• _Work to complete_: Write out, precisely and in full, each line of the material.

• _Information provided_:

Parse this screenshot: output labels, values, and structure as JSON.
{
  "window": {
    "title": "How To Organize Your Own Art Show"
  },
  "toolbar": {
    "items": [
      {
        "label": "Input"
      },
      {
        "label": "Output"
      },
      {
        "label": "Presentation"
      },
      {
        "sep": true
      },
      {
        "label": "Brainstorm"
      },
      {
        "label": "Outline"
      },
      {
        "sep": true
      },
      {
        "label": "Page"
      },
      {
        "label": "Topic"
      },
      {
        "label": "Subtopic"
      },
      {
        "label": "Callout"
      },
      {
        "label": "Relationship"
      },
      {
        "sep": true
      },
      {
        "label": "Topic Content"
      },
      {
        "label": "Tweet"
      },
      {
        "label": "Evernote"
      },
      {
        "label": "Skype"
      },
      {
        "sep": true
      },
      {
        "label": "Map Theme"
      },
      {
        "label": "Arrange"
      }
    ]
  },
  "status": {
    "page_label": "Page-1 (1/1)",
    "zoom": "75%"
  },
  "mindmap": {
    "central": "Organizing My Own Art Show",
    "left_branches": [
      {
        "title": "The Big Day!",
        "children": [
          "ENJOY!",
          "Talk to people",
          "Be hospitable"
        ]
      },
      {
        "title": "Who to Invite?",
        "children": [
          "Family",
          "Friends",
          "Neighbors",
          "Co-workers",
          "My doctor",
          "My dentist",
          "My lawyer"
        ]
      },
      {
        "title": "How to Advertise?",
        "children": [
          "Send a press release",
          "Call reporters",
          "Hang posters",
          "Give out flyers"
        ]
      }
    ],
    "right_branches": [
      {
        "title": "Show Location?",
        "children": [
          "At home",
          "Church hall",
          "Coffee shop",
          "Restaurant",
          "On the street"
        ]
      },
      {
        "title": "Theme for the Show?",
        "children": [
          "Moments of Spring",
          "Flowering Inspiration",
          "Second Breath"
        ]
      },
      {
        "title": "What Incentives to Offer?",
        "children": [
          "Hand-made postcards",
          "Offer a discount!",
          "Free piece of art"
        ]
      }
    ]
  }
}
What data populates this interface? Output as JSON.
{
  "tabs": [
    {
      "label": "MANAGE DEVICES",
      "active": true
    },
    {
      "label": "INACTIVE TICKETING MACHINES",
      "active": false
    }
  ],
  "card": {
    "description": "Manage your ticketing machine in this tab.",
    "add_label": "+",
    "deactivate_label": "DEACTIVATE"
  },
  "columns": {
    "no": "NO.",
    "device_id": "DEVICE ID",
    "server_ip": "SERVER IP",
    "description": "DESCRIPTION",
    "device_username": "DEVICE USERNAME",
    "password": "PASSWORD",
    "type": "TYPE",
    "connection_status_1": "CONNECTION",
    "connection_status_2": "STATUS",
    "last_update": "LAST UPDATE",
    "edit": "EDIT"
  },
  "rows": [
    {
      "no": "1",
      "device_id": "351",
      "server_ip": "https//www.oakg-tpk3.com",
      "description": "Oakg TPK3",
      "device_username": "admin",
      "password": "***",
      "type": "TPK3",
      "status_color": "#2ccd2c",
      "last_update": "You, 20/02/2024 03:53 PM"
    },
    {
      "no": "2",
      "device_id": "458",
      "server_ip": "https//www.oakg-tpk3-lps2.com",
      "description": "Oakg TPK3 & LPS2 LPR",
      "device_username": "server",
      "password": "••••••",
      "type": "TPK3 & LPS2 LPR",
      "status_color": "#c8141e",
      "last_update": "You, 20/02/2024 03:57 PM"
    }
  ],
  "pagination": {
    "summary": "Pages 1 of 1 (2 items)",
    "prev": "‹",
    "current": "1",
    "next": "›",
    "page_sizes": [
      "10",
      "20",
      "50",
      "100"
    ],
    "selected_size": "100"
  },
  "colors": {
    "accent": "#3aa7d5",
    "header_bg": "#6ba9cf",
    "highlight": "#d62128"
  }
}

• _Response for this exercise_:
Parse this screenshot: output labels, values, and structure as JSON.
{
  "window": {
    "title": "How To Organize Your Own Art Show"
  },
  "toolbar": {
    "items": [
      {
        "label": "Input"
      },
      {
        "label": "Output"
      },
      {
        "label": "Presentation"
      },
      {
        "sep": true
      },
      {
        "label": "Brainstorm"
      },
      {
        "label": "Outline"
      },
      {
        "sep": true
      },
      {
        "label": "Page"
      },
      {
        "label": "Topic"
      },
      {
        "label": "Subtopic"
      },
      {
        "label": "Callout"
      },
      {
        "label": "Relationship"
      },
      {
        "sep": true
      },
      {
        "label": "Topic Content"
      },
      {
        "label": "Tweet"
      },
      {
        "label": "Evernote"
      },
      {
        "label": "Skype"
      },
      {
        "sep": true
      },
      {
        "label": "Map Theme"
      },
      {
        "label": "Arrange"
      }
    ]
  },
  "status": {
    "page_label": "Page-1 (1/1)",
    "zoom": "75%"
  },
  "mindmap": {
    "central": "Organizing My Own Art Show",
    "left_branches": [
      {
        "title": "The Big Day!",
        "children": [
          "ENJOY!",
          "Talk to people",
          "Be hospitable"
        ]
      },
      {
        "title": "Who to Invite?",
        "children": [
          "Family",
          "Friends",
          "Neighbors",
          "Co-workers",
          "My doctor",
          "My dentist",
          "My lawyer"
        ]
      },
      {
        "title": "How to Advertise?",
        "children": [
          "Send a press release",
          "Call reporters",
          "Hang posters",
          "Give out flyers"
        ]
      }
    ],
    "right_branches": [
      {
        "title": "Show Location?",
        "children": [
          "At home",
          "Church hall",
          "Coffee shop",
          "Restaurant",
          "On the street"
        ]
      },
      {
        "title": "Theme for the Show?",
        "children": [
          "Moments of Spring",
          "Flowering Inspiration",
          "Second Breath"
        ]
      },
      {
        "title": "What Incentives to Offer?",
        "children": [
          "Hand-made postcards",
          "Offer a discount!",
          "Free piece of art"
        ]
      }
    ]
  }
}
What data populates this interface? Output as JSON.
{
  "tabs": [
    {
      "label": "MANAGE DEVICES",
      "active": true
    },
    {
      "label": "INACTIVE TICKETING MACHINES",
      "active": false
    }
  ],
  "card": {
    "description": "Manage your ticketing machine in this tab.",
    "add_label": "+",
    "deactivate_label": "DEACTIVATE"
  },
  "columns": {
    "no": "NO.",
    "device_id": "DEVICE ID",
    "server_ip": "SERVER IP",
    "description": "DESCRIPTION",
    "device_username": "DEVICE USERNAME",
    "password": "PASSWORD",
    "type": "TYPE",
    "connection_status_1": "CONNECTION",
    "connection_status_2": "STATUS",
    "last_update": "LAST UPDATE",
    "edit": "EDIT"
  },
  "rows": [
    {
      "no": "1",
      "device_id": "351",
      "server_ip": "https//www.oakg-tpk3.com",
      "description": "Oakg TPK3",
      "device_username": "admin",
      "password": "***",
      "type": "TPK3",
      "status_color": "#2ccd2c",
      "last_update": "You, 20/02/2024 03:53 PM"
    },
    {
      "no": "2",
      "device_id": "458",
      "server_ip": "https//www.oakg-tpk3-lps2.com",
      "description": "Oakg TPK3 & LPS2 LPR",
      "device_username": "server",
      "password": "••••••",
      "type": "TPK3 & LPS2 LPR",
      "status_color": "#c8141e",
      "last_update": "You, 20/02/2024 03:57 PM"
    }
  ],
  "pagination": {
    "summary": "Pages 1 of 1 (2 items)",
    "prev": "‹",
    "current": "1",
    "next": "›",
    "page_sizes": [
      "10",
      "20",
      "50",
      "100"
    ],
    "selected_size": "100"
  },
  "colors": {
    "accent": "#3aa7d5",
    "header_bg": "#6ba9cf",
    "highlight": "#d62128"
  }
}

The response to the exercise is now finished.